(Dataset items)
================

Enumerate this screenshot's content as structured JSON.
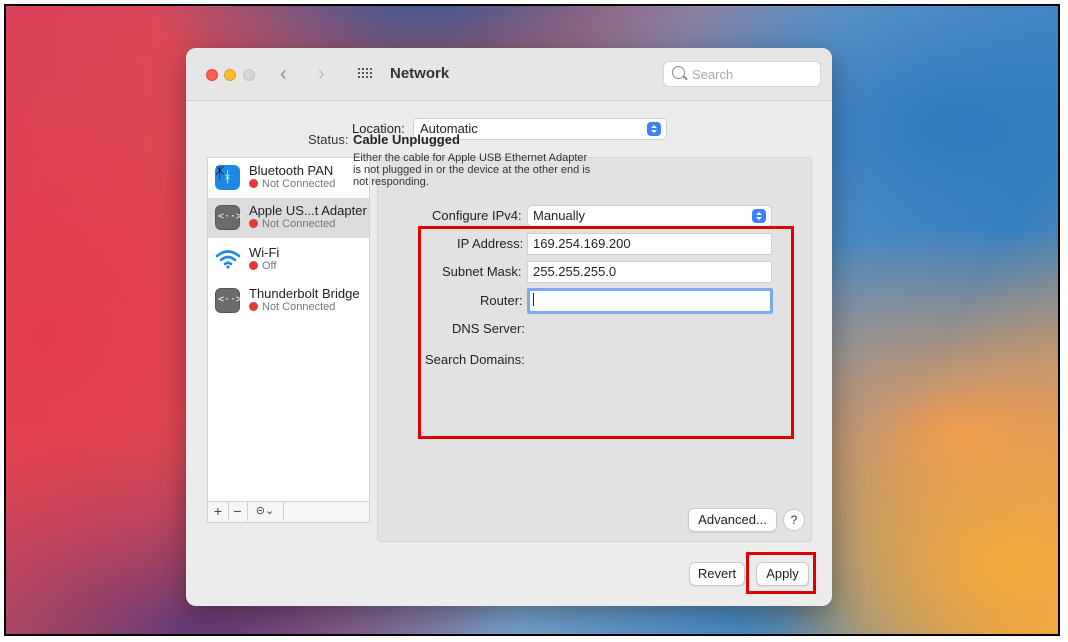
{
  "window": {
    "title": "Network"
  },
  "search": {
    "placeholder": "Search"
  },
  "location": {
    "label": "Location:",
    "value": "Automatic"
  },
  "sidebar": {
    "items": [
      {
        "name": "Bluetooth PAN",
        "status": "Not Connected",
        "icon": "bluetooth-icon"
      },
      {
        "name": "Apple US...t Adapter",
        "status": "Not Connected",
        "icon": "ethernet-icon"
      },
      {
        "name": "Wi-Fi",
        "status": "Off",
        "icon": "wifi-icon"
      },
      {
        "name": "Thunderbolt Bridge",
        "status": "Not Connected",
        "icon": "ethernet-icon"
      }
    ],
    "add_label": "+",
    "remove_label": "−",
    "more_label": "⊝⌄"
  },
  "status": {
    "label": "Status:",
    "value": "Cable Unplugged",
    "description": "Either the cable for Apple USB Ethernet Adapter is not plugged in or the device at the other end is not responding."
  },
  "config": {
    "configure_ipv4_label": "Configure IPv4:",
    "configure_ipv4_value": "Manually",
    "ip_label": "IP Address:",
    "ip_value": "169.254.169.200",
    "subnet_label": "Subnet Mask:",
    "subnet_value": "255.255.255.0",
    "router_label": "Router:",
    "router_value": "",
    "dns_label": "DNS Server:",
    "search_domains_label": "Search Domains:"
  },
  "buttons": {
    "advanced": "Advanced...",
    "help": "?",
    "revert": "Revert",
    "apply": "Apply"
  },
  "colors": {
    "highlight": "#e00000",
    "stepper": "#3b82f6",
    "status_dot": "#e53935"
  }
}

================

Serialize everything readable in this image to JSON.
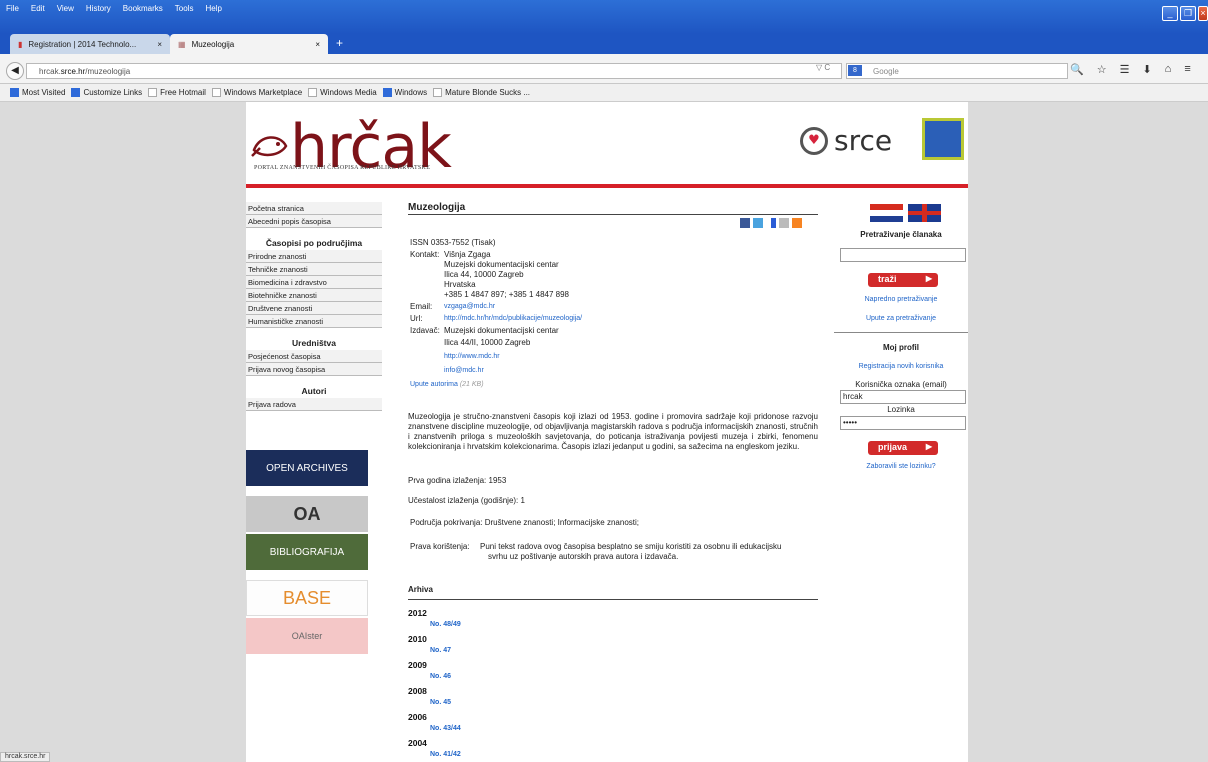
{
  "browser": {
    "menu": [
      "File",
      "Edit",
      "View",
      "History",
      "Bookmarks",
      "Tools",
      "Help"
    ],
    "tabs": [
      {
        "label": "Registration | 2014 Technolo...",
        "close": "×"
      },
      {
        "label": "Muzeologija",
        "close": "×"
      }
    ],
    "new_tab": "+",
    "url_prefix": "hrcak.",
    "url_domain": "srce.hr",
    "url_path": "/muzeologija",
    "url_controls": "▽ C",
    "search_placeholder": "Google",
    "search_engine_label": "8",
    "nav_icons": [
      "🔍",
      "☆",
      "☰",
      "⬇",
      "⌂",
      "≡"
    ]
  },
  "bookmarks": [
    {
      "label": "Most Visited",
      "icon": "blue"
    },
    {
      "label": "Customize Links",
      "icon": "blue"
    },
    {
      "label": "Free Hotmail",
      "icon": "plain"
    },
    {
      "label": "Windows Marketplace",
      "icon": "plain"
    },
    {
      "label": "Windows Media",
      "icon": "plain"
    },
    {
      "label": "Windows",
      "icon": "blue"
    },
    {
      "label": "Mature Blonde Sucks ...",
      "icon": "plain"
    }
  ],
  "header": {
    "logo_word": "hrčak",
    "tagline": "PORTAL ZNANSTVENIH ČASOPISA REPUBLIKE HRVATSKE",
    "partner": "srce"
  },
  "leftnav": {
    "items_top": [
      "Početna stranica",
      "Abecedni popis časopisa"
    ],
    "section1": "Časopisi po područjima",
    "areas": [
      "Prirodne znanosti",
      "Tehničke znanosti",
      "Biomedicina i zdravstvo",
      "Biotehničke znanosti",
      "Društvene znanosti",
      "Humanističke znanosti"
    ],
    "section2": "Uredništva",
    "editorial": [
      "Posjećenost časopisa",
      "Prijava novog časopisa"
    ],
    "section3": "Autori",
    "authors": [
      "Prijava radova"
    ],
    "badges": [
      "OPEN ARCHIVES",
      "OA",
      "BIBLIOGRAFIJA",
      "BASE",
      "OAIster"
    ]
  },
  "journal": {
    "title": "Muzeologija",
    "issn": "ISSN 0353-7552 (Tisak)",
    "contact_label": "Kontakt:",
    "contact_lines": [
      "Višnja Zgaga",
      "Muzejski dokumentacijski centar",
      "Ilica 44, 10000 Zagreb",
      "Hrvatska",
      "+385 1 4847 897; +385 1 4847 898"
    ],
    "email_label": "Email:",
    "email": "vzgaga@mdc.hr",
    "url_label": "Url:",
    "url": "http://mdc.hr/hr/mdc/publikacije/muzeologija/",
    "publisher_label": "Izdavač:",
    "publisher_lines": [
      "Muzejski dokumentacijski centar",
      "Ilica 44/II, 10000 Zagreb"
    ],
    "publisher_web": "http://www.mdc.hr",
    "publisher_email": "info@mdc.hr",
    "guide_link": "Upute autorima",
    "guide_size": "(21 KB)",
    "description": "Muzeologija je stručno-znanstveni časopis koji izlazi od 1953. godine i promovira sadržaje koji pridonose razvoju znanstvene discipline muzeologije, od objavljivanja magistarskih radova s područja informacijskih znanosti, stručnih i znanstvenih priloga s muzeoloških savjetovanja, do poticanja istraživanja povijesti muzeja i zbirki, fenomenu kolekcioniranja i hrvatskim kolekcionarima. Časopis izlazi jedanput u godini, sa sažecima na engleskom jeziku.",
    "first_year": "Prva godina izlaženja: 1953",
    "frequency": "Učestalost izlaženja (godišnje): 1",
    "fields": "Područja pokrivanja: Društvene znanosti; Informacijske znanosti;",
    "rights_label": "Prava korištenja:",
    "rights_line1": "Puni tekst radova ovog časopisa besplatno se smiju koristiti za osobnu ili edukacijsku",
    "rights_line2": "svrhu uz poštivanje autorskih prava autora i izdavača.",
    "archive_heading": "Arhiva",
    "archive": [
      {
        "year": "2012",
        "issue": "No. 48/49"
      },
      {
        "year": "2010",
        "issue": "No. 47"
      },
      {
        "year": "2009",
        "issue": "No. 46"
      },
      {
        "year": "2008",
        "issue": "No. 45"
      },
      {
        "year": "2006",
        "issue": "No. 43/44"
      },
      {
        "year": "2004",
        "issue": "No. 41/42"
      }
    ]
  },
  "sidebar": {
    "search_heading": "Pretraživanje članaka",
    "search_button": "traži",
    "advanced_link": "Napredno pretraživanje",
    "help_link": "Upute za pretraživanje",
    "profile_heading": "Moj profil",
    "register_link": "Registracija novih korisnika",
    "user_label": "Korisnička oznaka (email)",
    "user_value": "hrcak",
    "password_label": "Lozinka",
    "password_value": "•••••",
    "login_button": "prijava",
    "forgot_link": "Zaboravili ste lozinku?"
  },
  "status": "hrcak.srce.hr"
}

================

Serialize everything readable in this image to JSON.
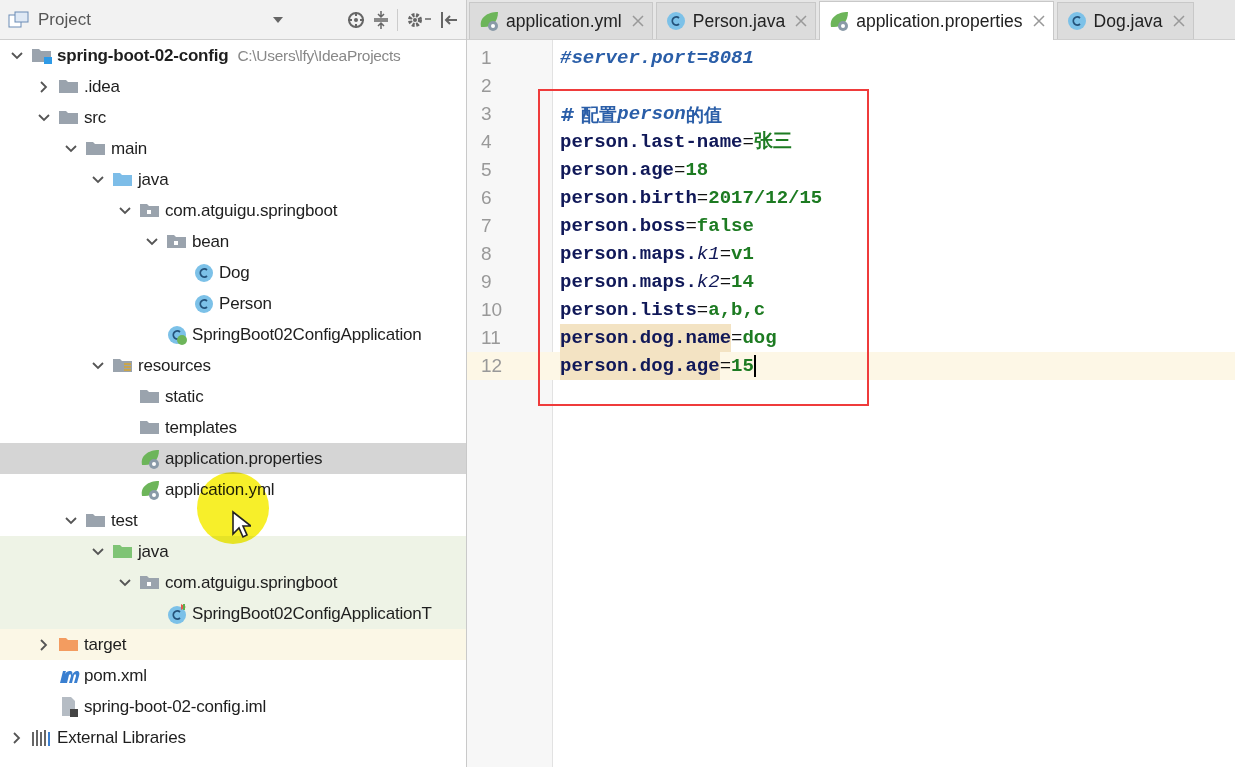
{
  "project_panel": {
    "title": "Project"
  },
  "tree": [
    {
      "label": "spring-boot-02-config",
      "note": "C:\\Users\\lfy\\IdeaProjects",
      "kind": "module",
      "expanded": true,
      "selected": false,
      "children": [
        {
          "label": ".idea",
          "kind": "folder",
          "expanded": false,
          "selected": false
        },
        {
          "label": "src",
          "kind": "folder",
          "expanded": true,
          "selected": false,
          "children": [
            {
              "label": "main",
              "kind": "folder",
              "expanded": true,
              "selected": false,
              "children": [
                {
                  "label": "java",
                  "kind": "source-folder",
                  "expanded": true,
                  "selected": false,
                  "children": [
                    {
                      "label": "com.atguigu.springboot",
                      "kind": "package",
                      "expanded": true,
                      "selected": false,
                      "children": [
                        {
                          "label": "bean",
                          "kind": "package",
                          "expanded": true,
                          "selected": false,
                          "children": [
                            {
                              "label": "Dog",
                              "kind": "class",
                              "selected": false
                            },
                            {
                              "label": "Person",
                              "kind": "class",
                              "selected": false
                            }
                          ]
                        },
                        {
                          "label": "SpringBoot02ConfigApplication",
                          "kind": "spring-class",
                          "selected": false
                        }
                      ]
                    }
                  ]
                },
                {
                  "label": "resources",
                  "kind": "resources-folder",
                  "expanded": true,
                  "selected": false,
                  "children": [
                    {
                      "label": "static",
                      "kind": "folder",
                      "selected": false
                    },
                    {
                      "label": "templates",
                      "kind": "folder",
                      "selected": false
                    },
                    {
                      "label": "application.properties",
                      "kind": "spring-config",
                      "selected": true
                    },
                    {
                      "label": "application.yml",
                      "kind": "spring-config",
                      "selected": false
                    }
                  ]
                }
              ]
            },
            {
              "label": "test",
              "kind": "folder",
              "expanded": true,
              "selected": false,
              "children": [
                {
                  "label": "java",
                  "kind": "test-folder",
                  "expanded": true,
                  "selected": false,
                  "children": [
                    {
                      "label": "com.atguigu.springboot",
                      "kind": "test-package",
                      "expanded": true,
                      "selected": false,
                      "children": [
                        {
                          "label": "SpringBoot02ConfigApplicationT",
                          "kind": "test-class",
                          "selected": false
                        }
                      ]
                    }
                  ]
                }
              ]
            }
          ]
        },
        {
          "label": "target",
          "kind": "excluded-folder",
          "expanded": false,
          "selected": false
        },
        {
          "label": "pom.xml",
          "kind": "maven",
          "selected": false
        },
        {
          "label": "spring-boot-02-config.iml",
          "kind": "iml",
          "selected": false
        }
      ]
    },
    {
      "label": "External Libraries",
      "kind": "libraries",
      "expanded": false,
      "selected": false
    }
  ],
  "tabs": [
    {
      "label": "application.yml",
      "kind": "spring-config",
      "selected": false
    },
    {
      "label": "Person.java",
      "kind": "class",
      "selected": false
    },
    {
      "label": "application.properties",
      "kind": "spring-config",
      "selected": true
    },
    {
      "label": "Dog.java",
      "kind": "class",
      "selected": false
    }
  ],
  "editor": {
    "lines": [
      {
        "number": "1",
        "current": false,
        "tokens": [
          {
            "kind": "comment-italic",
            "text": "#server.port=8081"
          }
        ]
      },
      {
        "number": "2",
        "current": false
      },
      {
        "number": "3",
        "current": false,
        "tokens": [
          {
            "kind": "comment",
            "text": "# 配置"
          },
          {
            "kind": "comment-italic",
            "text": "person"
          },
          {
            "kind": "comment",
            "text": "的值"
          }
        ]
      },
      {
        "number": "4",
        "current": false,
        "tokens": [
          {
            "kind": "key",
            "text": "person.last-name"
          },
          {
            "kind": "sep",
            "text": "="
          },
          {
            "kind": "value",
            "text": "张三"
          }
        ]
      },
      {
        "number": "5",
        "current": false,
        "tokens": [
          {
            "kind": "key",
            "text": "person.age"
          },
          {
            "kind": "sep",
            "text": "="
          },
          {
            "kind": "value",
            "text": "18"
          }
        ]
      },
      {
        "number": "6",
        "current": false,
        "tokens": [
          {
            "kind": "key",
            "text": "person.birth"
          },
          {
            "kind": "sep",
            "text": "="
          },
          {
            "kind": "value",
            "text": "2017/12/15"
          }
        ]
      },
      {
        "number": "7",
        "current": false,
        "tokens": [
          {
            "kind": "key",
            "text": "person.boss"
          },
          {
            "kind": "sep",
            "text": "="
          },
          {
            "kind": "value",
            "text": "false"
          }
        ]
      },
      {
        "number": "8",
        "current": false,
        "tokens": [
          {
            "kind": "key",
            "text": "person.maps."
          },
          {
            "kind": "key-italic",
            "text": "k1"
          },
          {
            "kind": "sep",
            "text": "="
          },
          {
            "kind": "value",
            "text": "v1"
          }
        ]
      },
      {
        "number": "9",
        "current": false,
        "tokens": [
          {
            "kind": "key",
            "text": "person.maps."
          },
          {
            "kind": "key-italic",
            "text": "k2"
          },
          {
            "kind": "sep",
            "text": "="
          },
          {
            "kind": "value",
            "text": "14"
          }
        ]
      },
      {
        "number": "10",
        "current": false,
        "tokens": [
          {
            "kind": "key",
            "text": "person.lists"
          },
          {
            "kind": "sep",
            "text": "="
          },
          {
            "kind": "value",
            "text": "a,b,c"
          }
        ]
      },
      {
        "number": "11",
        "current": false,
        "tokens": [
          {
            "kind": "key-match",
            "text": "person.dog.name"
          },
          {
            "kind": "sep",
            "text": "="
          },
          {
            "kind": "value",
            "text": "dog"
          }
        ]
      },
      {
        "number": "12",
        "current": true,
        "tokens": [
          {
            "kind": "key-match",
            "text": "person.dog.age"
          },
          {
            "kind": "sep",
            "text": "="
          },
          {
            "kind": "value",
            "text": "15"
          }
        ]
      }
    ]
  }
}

================

Find all the lines containing "test" in the material, then copy them.

§ **Response to this task**:
              "label": "test",
                  "kind": "test-folder",
                      "kind": "test-package",
                          "kind": "test-class",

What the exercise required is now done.